--- What is being asked ---
Copy every line of the listing below, keeping each one unchanged.

Data entries:
+ + + + +

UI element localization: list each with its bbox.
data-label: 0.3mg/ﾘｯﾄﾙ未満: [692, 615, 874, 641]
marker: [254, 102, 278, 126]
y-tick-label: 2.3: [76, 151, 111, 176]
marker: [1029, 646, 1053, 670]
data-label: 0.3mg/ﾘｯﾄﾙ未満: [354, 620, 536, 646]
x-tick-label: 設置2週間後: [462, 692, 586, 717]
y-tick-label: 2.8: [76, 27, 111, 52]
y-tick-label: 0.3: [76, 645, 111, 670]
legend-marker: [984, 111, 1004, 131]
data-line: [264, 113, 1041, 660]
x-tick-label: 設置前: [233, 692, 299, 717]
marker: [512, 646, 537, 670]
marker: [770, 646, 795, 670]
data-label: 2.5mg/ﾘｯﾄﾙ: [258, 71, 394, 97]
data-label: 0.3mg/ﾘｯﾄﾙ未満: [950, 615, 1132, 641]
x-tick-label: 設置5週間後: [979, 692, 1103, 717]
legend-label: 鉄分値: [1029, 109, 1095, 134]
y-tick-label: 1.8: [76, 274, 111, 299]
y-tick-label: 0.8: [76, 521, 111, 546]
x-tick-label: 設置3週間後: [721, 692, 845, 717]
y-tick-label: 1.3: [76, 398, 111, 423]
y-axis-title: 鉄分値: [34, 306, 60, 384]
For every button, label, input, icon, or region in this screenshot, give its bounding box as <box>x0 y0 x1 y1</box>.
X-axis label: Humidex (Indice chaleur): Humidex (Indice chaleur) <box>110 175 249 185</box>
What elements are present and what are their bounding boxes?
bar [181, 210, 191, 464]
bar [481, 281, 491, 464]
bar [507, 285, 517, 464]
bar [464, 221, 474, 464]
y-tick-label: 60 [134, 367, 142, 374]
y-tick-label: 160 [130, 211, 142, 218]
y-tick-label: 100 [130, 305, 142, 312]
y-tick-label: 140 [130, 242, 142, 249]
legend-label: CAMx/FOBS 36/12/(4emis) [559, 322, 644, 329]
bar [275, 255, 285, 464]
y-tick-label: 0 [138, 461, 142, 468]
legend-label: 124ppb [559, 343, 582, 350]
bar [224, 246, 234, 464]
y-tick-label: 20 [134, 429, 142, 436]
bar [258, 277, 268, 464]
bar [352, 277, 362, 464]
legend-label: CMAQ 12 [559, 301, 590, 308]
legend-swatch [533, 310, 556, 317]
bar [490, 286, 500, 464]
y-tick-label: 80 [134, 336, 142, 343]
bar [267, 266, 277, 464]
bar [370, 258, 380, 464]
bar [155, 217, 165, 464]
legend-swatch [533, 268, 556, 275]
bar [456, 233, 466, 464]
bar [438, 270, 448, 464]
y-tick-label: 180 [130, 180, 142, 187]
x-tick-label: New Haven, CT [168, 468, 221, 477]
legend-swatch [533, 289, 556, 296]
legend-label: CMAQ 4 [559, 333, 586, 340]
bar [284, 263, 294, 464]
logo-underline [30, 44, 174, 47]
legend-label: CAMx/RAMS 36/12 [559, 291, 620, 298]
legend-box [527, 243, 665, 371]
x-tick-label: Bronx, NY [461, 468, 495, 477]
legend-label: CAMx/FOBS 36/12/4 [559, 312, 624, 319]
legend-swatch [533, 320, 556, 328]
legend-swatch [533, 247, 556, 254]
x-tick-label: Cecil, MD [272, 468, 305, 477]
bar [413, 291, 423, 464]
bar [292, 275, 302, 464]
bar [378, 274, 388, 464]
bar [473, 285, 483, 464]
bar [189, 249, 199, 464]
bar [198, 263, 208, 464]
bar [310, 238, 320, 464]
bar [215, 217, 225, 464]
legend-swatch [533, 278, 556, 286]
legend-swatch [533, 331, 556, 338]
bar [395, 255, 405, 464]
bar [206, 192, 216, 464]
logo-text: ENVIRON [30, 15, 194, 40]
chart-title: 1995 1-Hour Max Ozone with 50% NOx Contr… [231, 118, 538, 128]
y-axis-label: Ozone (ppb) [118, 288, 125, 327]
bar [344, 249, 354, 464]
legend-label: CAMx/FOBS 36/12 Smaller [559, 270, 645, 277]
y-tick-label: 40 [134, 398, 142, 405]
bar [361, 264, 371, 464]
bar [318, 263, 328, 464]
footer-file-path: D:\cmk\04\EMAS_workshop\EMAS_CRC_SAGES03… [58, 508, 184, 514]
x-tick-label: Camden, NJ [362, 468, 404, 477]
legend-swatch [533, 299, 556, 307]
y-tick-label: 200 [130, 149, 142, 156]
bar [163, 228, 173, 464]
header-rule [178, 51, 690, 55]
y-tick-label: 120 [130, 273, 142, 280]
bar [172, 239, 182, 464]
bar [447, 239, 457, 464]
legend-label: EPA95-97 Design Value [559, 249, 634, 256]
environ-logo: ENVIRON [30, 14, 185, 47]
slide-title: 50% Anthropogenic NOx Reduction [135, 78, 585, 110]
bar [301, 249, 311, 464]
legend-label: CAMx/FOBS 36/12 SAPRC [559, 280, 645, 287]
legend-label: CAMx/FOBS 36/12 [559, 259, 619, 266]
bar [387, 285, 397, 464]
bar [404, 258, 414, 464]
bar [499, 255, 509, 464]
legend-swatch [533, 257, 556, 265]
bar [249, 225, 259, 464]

+ + + + +

--- Solution to the exercise ---
UI element localization: list each with its bbox.
data-label: 0.3mg/ﾘｯﾄﾙ未満: [692, 615, 874, 641]
marker: [254, 102, 278, 126]
y-tick-label: 2.3: [76, 151, 111, 176]
marker: [1029, 646, 1053, 670]
data-label: 0.3mg/ﾘｯﾄﾙ未満: [354, 620, 536, 646]
x-tick-label: 設置2週間後: [462, 692, 586, 717]
y-tick-label: 2.8: [76, 27, 111, 52]
y-tick-label: 0.3: [76, 645, 111, 670]
legend-marker: [984, 111, 1004, 131]
data-line: [264, 113, 1041, 660]
x-tick-label: 設置前: [233, 692, 299, 717]
marker: [512, 646, 537, 670]
marker: [770, 646, 795, 670]
data-label: 2.5mg/ﾘｯﾄﾙ: [258, 71, 394, 97]
data-label: 0.3mg/ﾘｯﾄﾙ未満: [950, 615, 1132, 641]
x-tick-label: 設置5週間後: [979, 692, 1103, 717]
legend-label: 鉄分値: [1029, 109, 1095, 134]
y-tick-label: 1.8: [76, 274, 111, 299]
y-tick-label: 0.8: [76, 521, 111, 546]
x-tick-label: 設置3週間後: [721, 692, 845, 717]
y-tick-label: 1.3: [76, 398, 111, 423]
y-axis-title: 鉄分値: [34, 306, 60, 384]
For every button, label, input, icon, or region in this screenshot, give its bounding box as <box>x0 y0 x1 y1</box>.
X-axis label: Humidex (Indice chaleur): Humidex (Indice chaleur) <box>110 175 249 185</box>
What elements are present and what are their bounding boxes?
bar [181, 210, 191, 464]
bar [481, 281, 491, 464]
bar [507, 285, 517, 464]
bar [464, 221, 474, 464]
y-tick-label: 60 [134, 367, 142, 374]
y-tick-label: 160 [130, 211, 142, 218]
y-tick-label: 100 [130, 305, 142, 312]
y-tick-label: 140 [130, 242, 142, 249]
legend-label: CAMx/FOBS 36/12/(4emis) [559, 322, 644, 329]
bar [275, 255, 285, 464]
y-tick-label: 0 [138, 461, 142, 468]
legend-label: 124ppb [559, 343, 582, 350]
bar [224, 246, 234, 464]
y-tick-label: 20 [134, 429, 142, 436]
bar [258, 277, 268, 464]
bar [352, 277, 362, 464]
legend-label: CMAQ 12 [559, 301, 590, 308]
legend-swatch [533, 310, 556, 317]
bar [490, 286, 500, 464]
y-tick-label: 80 [134, 336, 142, 343]
bar [267, 266, 277, 464]
bar [370, 258, 380, 464]
bar [155, 217, 165, 464]
legend-swatch [533, 268, 556, 275]
bar [456, 233, 466, 464]
bar [438, 270, 448, 464]
y-tick-label: 180 [130, 180, 142, 187]
x-tick-label: New Haven, CT [168, 468, 221, 477]
legend-swatch [533, 289, 556, 296]
legend-label: CMAQ 4 [559, 333, 586, 340]
bar [284, 263, 294, 464]
logo-underline [30, 44, 174, 47]
legend-label: CAMx/RAMS 36/12 [559, 291, 620, 298]
legend-box [527, 243, 665, 371]
x-tick-label: Bronx, NY [461, 468, 495, 477]
legend-label: CAMx/FOBS 36/12/4 [559, 312, 624, 319]
legend-swatch [533, 320, 556, 328]
legend-swatch [533, 247, 556, 254]
x-tick-label: Cecil, MD [272, 468, 305, 477]
bar [413, 291, 423, 464]
bar [292, 275, 302, 464]
bar [378, 274, 388, 464]
bar [473, 285, 483, 464]
bar [189, 249, 199, 464]
bar [198, 263, 208, 464]
bar [310, 238, 320, 464]
bar [215, 217, 225, 464]
legend-swatch [533, 278, 556, 286]
legend-swatch [533, 331, 556, 338]
bar [395, 255, 405, 464]
bar [206, 192, 216, 464]
logo-text: ENVIRON [30, 15, 194, 40]
chart-title: 1995 1-Hour Max Ozone with 50% NOx Contr… [231, 118, 538, 128]
y-axis-label: Ozone (ppb) [118, 288, 125, 327]
bar [344, 249, 354, 464]
legend-label: CAMx/FOBS 36/12 Smaller [559, 270, 645, 277]
y-tick-label: 40 [134, 398, 142, 405]
bar [361, 264, 371, 464]
bar [318, 263, 328, 464]
footer-file-path: D:\cmk\04\EMAS_workshop\EMAS_CRC_SAGES03… [58, 508, 184, 514]
x-tick-label: Camden, NJ [362, 468, 404, 477]
legend-swatch [533, 299, 556, 307]
y-tick-label: 200 [130, 149, 142, 156]
bar [163, 228, 173, 464]
header-rule [178, 51, 690, 55]
y-tick-label: 120 [130, 273, 142, 280]
bar [172, 239, 182, 464]
bar [447, 239, 457, 464]
legend-label: EPA95-97 Design Value [559, 249, 634, 256]
environ-logo: ENVIRON [30, 14, 185, 47]
slide-title: 50% Anthropogenic NOx Reduction [135, 78, 585, 110]
bar [301, 249, 311, 464]
legend-label: CAMx/FOBS 36/12 SAPRC [559, 280, 645, 287]
legend-label: CAMx/FOBS 36/12 [559, 259, 619, 266]
bar [387, 285, 397, 464]
bar [404, 258, 414, 464]
bar [499, 255, 509, 464]
legend-swatch [533, 257, 556, 265]
bar [249, 225, 259, 464]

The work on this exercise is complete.